**** DATASET ROWS ****

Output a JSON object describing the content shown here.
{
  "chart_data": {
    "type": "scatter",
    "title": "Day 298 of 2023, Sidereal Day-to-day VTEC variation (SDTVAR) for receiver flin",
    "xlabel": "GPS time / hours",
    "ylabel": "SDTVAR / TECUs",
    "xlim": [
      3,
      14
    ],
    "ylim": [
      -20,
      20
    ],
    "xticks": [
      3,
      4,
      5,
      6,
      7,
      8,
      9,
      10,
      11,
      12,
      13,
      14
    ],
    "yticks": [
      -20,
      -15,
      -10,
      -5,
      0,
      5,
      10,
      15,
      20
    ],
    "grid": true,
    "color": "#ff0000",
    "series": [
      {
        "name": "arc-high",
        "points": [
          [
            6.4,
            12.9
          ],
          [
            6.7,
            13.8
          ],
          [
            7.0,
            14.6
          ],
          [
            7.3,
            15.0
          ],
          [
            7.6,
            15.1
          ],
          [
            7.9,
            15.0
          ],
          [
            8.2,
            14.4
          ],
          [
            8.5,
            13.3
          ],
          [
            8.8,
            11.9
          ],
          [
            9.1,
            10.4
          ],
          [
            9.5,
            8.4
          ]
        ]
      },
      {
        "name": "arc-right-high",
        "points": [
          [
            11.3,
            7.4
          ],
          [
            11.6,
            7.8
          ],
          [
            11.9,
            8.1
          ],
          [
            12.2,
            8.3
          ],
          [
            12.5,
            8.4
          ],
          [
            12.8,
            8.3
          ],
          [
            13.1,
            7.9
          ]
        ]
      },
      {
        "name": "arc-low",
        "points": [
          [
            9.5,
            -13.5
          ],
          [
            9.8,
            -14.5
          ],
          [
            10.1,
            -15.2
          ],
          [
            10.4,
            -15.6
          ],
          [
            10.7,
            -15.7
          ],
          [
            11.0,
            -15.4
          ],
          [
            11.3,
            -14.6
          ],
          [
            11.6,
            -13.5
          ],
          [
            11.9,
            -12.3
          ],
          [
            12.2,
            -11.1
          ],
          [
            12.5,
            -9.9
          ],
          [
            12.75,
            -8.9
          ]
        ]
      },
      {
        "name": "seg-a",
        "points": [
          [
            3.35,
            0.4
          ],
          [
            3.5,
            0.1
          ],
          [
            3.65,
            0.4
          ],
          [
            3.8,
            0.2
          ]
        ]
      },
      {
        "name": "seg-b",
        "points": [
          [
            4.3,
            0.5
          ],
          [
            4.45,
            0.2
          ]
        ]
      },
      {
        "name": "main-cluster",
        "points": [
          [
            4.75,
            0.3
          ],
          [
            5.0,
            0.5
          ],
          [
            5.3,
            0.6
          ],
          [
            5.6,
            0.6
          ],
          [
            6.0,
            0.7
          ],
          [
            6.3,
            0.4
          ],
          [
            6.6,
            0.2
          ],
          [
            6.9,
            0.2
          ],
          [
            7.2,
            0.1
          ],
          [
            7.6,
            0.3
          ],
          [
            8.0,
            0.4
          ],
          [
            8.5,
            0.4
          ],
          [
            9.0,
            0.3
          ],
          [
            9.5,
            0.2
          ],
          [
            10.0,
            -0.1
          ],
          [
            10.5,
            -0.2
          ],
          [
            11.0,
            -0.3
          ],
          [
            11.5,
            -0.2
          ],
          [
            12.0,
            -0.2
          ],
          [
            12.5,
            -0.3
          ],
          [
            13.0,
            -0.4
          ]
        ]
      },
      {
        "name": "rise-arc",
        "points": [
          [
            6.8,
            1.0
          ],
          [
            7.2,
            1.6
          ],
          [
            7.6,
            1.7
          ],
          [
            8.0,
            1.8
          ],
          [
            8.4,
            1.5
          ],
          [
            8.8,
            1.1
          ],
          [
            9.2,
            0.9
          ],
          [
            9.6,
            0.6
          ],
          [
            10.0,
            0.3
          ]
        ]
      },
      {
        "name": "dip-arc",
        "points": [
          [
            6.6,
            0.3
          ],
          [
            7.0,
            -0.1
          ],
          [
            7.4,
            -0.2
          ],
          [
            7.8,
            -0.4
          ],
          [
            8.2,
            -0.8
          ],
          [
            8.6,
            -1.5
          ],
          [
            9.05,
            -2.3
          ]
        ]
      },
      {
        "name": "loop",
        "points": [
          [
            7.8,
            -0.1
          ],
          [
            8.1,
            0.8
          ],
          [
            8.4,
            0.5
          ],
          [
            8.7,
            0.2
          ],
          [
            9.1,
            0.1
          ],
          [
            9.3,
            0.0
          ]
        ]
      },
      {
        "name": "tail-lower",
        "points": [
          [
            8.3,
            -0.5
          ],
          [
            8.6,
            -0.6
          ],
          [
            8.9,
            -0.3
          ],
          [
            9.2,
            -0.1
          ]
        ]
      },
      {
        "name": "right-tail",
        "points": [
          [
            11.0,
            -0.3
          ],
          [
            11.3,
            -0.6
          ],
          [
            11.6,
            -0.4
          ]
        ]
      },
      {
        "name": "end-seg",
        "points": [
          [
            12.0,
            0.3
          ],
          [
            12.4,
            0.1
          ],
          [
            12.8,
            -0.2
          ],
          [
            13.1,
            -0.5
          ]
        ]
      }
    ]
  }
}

****

**GIVEN TASK**
Each entry above is to be quoted exactly.

**SOLVED PROBLEM**
Output a JSON object describing the content shown here.
{
  "chart_data": {
    "type": "scatter",
    "title": "Day 298 of 2023, Sidereal Day-to-day VTEC variation (SDTVAR) for receiver flin",
    "xlabel": "GPS time / hours",
    "ylabel": "SDTVAR / TECUs",
    "xlim": [
      3,
      14
    ],
    "ylim": [
      -20,
      20
    ],
    "xticks": [
      3,
      4,
      5,
      6,
      7,
      8,
      9,
      10,
      11,
      12,
      13,
      14
    ],
    "yticks": [
      -20,
      -15,
      -10,
      -5,
      0,
      5,
      10,
      15,
      20
    ],
    "grid": true,
    "color": "#ff0000",
    "series": [
      {
        "name": "arc-high",
        "points": [
          [
            6.4,
            12.9
          ],
          [
            6.7,
            13.8
          ],
          [
            7.0,
            14.6
          ],
          [
            7.3,
            15.0
          ],
          [
            7.6,
            15.1
          ],
          [
            7.9,
            15.0
          ],
          [
            8.2,
            14.4
          ],
          [
            8.5,
            13.3
          ],
          [
            8.8,
            11.9
          ],
          [
            9.1,
            10.4
          ],
          [
            9.5,
            8.4
          ]
        ]
      },
      {
        "name": "arc-right-high",
        "points": [
          [
            11.3,
            7.4
          ],
          [
            11.6,
            7.8
          ],
          [
            11.9,
            8.1
          ],
          [
            12.2,
            8.3
          ],
          [
            12.5,
            8.4
          ],
          [
            12.8,
            8.3
          ],
          [
            13.1,
            7.9
          ]
        ]
      },
      {
        "name": "arc-low",
        "points": [
          [
            9.5,
            -13.5
          ],
          [
            9.8,
            -14.5
          ],
          [
            10.1,
            -15.2
          ],
          [
            10.4,
            -15.6
          ],
          [
            10.7,
            -15.7
          ],
          [
            11.0,
            -15.4
          ],
          [
            11.3,
            -14.6
          ],
          [
            11.6,
            -13.5
          ],
          [
            11.9,
            -12.3
          ],
          [
            12.2,
            -11.1
          ],
          [
            12.5,
            -9.9
          ],
          [
            12.75,
            -8.9
          ]
        ]
      },
      {
        "name": "seg-a",
        "points": [
          [
            3.35,
            0.4
          ],
          [
            3.5,
            0.1
          ],
          [
            3.65,
            0.4
          ],
          [
            3.8,
            0.2
          ]
        ]
      },
      {
        "name": "seg-b",
        "points": [
          [
            4.3,
            0.5
          ],
          [
            4.45,
            0.2
          ]
        ]
      },
      {
        "name": "main-cluster",
        "points": [
          [
            4.75,
            0.3
          ],
          [
            5.0,
            0.5
          ],
          [
            5.3,
            0.6
          ],
          [
            5.6,
            0.6
          ],
          [
            6.0,
            0.7
          ],
          [
            6.3,
            0.4
          ],
          [
            6.6,
            0.2
          ],
          [
            6.9,
            0.2
          ],
          [
            7.2,
            0.1
          ],
          [
            7.6,
            0.3
          ],
          [
            8.0,
            0.4
          ],
          [
            8.5,
            0.4
          ],
          [
            9.0,
            0.3
          ],
          [
            9.5,
            0.2
          ],
          [
            10.0,
            -0.1
          ],
          [
            10.5,
            -0.2
          ],
          [
            11.0,
            -0.3
          ],
          [
            11.5,
            -0.2
          ],
          [
            12.0,
            -0.2
          ],
          [
            12.5,
            -0.3
          ],
          [
            13.0,
            -0.4
          ]
        ]
      },
      {
        "name": "rise-arc",
        "points": [
          [
            6.8,
            1.0
          ],
          [
            7.2,
            1.6
          ],
          [
            7.6,
            1.7
          ],
          [
            8.0,
            1.8
          ],
          [
            8.4,
            1.5
          ],
          [
            8.8,
            1.1
          ],
          [
            9.2,
            0.9
          ],
          [
            9.6,
            0.6
          ],
          [
            10.0,
            0.3
          ]
        ]
      },
      {
        "name": "dip-arc",
        "points": [
          [
            6.6,
            0.3
          ],
          [
            7.0,
            -0.1
          ],
          [
            7.4,
            -0.2
          ],
          [
            7.8,
            -0.4
          ],
          [
            8.2,
            -0.8
          ],
          [
            8.6,
            -1.5
          ],
          [
            9.05,
            -2.3
          ]
        ]
      },
      {
        "name": "loop",
        "points": [
          [
            7.8,
            -0.1
          ],
          [
            8.1,
            0.8
          ],
          [
            8.4,
            0.5
          ],
          [
            8.7,
            0.2
          ],
          [
            9.1,
            0.1
          ],
          [
            9.3,
            0.0
          ]
        ]
      },
      {
        "name": "tail-lower",
        "points": [
          [
            8.3,
            -0.5
          ],
          [
            8.6,
            -0.6
          ],
          [
            8.9,
            -0.3
          ],
          [
            9.2,
            -0.1
          ]
        ]
      },
      {
        "name": "right-tail",
        "points": [
          [
            11.0,
            -0.3
          ],
          [
            11.3,
            -0.6
          ],
          [
            11.6,
            -0.4
          ]
        ]
      },
      {
        "name": "end-seg",
        "points": [
          [
            12.0,
            0.3
          ],
          [
            12.4,
            0.1
          ],
          [
            12.8,
            -0.2
          ],
          [
            13.1,
            -0.5
          ]
        ]
      }
    ]
  }
}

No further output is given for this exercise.